(Data records)

╔══

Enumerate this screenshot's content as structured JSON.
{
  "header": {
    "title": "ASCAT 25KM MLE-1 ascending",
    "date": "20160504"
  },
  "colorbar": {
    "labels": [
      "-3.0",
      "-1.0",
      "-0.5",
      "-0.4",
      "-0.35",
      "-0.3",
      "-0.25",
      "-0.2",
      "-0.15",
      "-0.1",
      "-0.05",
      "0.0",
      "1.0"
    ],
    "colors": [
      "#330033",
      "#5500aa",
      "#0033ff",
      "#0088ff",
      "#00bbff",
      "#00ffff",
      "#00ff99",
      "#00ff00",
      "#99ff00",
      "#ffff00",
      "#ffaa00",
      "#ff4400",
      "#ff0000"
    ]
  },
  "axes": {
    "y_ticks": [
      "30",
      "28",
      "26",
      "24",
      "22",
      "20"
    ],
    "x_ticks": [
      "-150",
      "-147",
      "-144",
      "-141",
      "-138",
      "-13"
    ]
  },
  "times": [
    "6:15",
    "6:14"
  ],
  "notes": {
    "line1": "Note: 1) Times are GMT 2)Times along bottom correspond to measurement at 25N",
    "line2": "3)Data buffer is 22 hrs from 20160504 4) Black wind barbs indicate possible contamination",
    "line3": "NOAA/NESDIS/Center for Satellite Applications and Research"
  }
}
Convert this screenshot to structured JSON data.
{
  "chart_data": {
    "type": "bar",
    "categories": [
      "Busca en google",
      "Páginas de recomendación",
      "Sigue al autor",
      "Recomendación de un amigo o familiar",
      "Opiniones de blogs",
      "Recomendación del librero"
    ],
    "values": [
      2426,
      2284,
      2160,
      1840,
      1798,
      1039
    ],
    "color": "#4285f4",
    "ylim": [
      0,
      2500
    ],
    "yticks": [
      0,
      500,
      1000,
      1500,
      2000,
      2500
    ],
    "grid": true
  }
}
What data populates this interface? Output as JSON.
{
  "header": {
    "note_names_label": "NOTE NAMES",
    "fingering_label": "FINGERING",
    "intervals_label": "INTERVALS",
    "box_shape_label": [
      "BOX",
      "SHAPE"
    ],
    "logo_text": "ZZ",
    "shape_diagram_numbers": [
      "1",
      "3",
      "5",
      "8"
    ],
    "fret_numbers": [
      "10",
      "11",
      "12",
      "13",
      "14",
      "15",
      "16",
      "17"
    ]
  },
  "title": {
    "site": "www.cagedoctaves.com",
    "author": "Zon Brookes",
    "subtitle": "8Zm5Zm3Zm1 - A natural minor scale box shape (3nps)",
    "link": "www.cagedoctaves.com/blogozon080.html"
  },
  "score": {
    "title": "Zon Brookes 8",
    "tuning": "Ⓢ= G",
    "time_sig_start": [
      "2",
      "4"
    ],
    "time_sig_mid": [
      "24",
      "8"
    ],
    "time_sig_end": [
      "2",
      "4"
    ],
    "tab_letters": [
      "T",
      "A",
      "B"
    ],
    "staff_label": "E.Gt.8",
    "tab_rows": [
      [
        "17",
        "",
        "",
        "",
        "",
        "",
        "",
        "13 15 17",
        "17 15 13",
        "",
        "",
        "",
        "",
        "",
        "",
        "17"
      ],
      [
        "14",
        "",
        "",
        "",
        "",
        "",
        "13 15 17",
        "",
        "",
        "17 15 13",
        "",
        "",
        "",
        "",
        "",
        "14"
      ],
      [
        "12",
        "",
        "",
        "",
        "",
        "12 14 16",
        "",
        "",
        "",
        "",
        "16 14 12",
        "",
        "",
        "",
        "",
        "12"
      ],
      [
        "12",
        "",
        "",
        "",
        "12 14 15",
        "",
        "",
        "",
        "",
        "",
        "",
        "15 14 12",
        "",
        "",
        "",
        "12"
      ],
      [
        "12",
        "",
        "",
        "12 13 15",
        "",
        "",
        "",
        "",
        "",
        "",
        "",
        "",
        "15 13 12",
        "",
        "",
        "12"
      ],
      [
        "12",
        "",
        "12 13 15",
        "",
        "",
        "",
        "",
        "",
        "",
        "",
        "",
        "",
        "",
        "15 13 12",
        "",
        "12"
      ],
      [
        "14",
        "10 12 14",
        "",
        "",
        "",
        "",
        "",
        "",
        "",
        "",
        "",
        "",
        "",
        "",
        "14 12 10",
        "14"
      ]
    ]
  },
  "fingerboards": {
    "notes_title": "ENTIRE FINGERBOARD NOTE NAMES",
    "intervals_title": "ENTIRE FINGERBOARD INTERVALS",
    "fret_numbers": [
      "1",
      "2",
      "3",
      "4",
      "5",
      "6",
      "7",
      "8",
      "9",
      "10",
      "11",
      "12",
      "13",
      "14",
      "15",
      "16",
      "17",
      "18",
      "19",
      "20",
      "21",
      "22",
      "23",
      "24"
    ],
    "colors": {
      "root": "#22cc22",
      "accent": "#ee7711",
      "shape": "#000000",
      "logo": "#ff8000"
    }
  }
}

╚══

# Task instructions
Write the listing out again, exactly as it reads.

# Answer to the exercise
Enumerate this screenshot's content as structured JSON.
{
  "header": {
    "title": "ASCAT 25KM MLE-1 ascending",
    "date": "20160504"
  },
  "colorbar": {
    "labels": [
      "-3.0",
      "-1.0",
      "-0.5",
      "-0.4",
      "-0.35",
      "-0.3",
      "-0.25",
      "-0.2",
      "-0.15",
      "-0.1",
      "-0.05",
      "0.0",
      "1.0"
    ],
    "colors": [
      "#330033",
      "#5500aa",
      "#0033ff",
      "#0088ff",
      "#00bbff",
      "#00ffff",
      "#00ff99",
      "#00ff00",
      "#99ff00",
      "#ffff00",
      "#ffaa00",
      "#ff4400",
      "#ff0000"
    ]
  },
  "axes": {
    "y_ticks": [
      "30",
      "28",
      "26",
      "24",
      "22",
      "20"
    ],
    "x_ticks": [
      "-150",
      "-147",
      "-144",
      "-141",
      "-138",
      "-13"
    ]
  },
  "times": [
    "6:15",
    "6:14"
  ],
  "notes": {
    "line1": "Note: 1) Times are GMT 2)Times along bottom correspond to measurement at 25N",
    "line2": "3)Data buffer is 22 hrs from 20160504 4) Black wind barbs indicate possible contamination",
    "line3": "NOAA/NESDIS/Center for Satellite Applications and Research"
  }
}
Convert this screenshot to structured JSON data.
{
  "chart_data": {
    "type": "bar",
    "categories": [
      "Busca en google",
      "Páginas de recomendación",
      "Sigue al autor",
      "Recomendación de un amigo o familiar",
      "Opiniones de blogs",
      "Recomendación del librero"
    ],
    "values": [
      2426,
      2284,
      2160,
      1840,
      1798,
      1039
    ],
    "color": "#4285f4",
    "ylim": [
      0,
      2500
    ],
    "yticks": [
      0,
      500,
      1000,
      1500,
      2000,
      2500
    ],
    "grid": true
  }
}
What data populates this interface? Output as JSON.
{
  "header": {
    "note_names_label": "NOTE NAMES",
    "fingering_label": "FINGERING",
    "intervals_label": "INTERVALS",
    "box_shape_label": [
      "BOX",
      "SHAPE"
    ],
    "logo_text": "ZZ",
    "shape_diagram_numbers": [
      "1",
      "3",
      "5",
      "8"
    ],
    "fret_numbers": [
      "10",
      "11",
      "12",
      "13",
      "14",
      "15",
      "16",
      "17"
    ]
  },
  "title": {
    "site": "www.cagedoctaves.com",
    "author": "Zon Brookes",
    "subtitle": "8Zm5Zm3Zm1 - A natural minor scale box shape (3nps)",
    "link": "www.cagedoctaves.com/blogozon080.html"
  },
  "score": {
    "title": "Zon Brookes 8",
    "tuning": "Ⓢ= G",
    "time_sig_start": [
      "2",
      "4"
    ],
    "time_sig_mid": [
      "24",
      "8"
    ],
    "time_sig_end": [
      "2",
      "4"
    ],
    "tab_letters": [
      "T",
      "A",
      "B"
    ],
    "staff_label": "E.Gt.8",
    "tab_rows": [
      [
        "17",
        "",
        "",
        "",
        "",
        "",
        "",
        "13 15 17",
        "17 15 13",
        "",
        "",
        "",
        "",
        "",
        "",
        "17"
      ],
      [
        "14",
        "",
        "",
        "",
        "",
        "",
        "13 15 17",
        "",
        "",
        "17 15 13",
        "",
        "",
        "",
        "",
        "",
        "14"
      ],
      [
        "12",
        "",
        "",
        "",
        "",
        "12 14 16",
        "",
        "",
        "",
        "",
        "16 14 12",
        "",
        "",
        "",
        "",
        "12"
      ],
      [
        "12",
        "",
        "",
        "",
        "12 14 15",
        "",
        "",
        "",
        "",
        "",
        "",
        "15 14 12",
        "",
        "",
        "",
        "12"
      ],
      [
        "12",
        "",
        "",
        "12 13 15",
        "",
        "",
        "",
        "",
        "",
        "",
        "",
        "",
        "15 13 12",
        "",
        "",
        "12"
      ],
      [
        "12",
        "",
        "12 13 15",
        "",
        "",
        "",
        "",
        "",
        "",
        "",
        "",
        "",
        "",
        "15 13 12",
        "",
        "12"
      ],
      [
        "14",
        "10 12 14",
        "",
        "",
        "",
        "",
        "",
        "",
        "",
        "",
        "",
        "",
        "",
        "",
        "14 12 10",
        "14"
      ]
    ]
  },
  "fingerboards": {
    "notes_title": "ENTIRE FINGERBOARD NOTE NAMES",
    "intervals_title": "ENTIRE FINGERBOARD INTERVALS",
    "fret_numbers": [
      "1",
      "2",
      "3",
      "4",
      "5",
      "6",
      "7",
      "8",
      "9",
      "10",
      "11",
      "12",
      "13",
      "14",
      "15",
      "16",
      "17",
      "18",
      "19",
      "20",
      "21",
      "22",
      "23",
      "24"
    ],
    "colors": {
      "root": "#22cc22",
      "accent": "#ee7711",
      "shape": "#000000",
      "logo": "#ff8000"
    }
  }
}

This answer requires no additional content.